▸ **Document segment**:
Eggs of plaice, Pleuronectes platessa L., were incubated in salinities of 5, 17.5, 35 and 50%. After fertilization a large concentration difference is maintained between the yolk and the external medium; this difference is present throughout development. The unfertilized egg becomes isosmotic with the medium within 24 h.
High mortalities were found at all stages of development in salinities below 17.5% most eggs died in the blastula or early gastrula stages. In addition, mechanical disturbance (e.g. during transport) also led to many deaths at this stage.
Water movement could occur between the environment and both the yolk and embryonic cells, it was detected by changes in the freezing-point of the yolk and changes in the volume of the blastula cells.
After hatching, the yolk-sac larvae tolerated salinities of 15–60% for 1 week, and the body fluid concentration was regulated within fairly narrow limits in these salinities. After metamorphosis, tolerance to high salinities was less (45% for 1 week), but tolerance and regulation in low salinities was greater (2.5% for 1 week). It is suggested that functional changes in the epidermis and kidney underlie these changes in tolerance.
An investigation of the effects of salinity on the early development of the herring (Holliday & Jones, 1965) suggested that the ability to osmoregulate was present in the cells of the early blastula, but not in the vitelline membrane of the fertilized egg. The yolk was not fully regulated until gastrulation was complete; until this time it was approximately isosmotic with the medium in which it was being incubated.

▸ **Task prompt**:
Restate the portion of the text on plaice eggs that begins at the words "High mortalities were" and stops after "the blastula cells.", substituting "morula" for each "blastula".

Document layout detection data
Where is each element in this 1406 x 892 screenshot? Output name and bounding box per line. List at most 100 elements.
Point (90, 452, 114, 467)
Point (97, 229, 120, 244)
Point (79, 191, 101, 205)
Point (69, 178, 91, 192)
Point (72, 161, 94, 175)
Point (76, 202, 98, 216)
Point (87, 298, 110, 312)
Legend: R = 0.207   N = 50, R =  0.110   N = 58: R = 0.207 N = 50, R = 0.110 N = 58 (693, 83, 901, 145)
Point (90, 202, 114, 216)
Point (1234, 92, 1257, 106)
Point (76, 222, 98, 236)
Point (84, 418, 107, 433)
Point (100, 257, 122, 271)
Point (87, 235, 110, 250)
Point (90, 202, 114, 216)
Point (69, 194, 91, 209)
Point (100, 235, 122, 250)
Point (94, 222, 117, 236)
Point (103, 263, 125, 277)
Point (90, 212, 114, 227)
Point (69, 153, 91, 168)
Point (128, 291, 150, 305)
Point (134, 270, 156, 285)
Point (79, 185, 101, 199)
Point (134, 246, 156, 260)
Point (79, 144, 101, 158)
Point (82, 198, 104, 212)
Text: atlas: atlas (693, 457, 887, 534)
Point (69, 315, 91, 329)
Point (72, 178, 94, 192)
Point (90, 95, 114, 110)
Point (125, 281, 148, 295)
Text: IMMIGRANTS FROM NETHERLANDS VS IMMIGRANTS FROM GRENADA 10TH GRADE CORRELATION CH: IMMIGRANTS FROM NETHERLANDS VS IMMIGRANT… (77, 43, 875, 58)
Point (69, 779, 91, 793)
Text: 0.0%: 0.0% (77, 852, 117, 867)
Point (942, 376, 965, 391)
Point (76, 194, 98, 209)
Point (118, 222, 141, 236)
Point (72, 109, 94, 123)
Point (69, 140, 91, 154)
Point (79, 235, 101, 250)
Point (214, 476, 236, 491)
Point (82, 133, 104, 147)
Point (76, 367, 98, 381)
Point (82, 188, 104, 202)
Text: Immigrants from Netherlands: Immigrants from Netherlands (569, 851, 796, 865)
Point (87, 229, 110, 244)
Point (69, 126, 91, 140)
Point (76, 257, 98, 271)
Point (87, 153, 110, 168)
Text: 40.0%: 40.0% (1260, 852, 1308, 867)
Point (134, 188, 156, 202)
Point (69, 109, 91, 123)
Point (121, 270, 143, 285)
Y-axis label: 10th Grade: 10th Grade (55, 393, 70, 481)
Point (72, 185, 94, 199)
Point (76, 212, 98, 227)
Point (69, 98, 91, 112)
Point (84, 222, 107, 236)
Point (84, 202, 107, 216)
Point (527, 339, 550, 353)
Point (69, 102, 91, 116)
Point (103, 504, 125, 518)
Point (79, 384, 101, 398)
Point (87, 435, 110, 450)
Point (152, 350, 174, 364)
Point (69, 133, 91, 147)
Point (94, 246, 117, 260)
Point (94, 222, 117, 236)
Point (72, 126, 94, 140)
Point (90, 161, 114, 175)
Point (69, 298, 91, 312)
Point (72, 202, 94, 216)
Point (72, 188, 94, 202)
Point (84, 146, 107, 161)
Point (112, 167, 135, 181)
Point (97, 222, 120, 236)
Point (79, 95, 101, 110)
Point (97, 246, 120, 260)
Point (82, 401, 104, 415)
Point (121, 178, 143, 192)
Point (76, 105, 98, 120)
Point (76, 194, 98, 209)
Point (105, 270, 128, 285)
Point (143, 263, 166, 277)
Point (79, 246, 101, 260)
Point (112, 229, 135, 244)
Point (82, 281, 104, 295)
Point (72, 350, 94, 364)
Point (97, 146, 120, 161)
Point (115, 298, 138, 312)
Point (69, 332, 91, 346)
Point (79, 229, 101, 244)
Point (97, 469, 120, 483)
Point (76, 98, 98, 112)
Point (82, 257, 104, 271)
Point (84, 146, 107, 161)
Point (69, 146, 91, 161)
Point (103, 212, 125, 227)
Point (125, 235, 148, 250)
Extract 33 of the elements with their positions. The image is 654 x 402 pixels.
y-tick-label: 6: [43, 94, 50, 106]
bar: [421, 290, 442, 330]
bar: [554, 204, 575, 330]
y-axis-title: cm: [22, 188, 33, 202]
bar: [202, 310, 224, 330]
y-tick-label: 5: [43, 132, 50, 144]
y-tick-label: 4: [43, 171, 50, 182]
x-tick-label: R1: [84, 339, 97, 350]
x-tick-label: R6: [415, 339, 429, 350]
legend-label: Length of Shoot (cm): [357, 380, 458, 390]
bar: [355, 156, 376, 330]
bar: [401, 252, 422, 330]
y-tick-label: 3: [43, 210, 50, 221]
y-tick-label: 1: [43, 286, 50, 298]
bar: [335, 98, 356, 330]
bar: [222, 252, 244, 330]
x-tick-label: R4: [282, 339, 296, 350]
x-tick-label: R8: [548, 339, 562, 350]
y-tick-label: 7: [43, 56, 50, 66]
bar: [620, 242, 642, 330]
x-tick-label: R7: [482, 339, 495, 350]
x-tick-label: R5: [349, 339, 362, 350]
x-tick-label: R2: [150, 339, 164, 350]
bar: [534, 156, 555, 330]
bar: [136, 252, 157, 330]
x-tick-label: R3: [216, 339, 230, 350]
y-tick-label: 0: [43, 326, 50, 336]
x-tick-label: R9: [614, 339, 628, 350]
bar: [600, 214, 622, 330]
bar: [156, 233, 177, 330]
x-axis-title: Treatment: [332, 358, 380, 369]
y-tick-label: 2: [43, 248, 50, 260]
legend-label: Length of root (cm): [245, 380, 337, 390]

▸ **Solution**:
High mortalities were found at all stages of development in salinities below 17.5% most eggs died in the morula or early gastrula stages. In addition, mechanical disturbance (e.g. during transport) also led to many deaths at this stage.
Water movement could occur between the environment and both the yolk and embryonic cells, it was detected by changes in the freezing-point of the yolk and changes in the volume of the morula cells.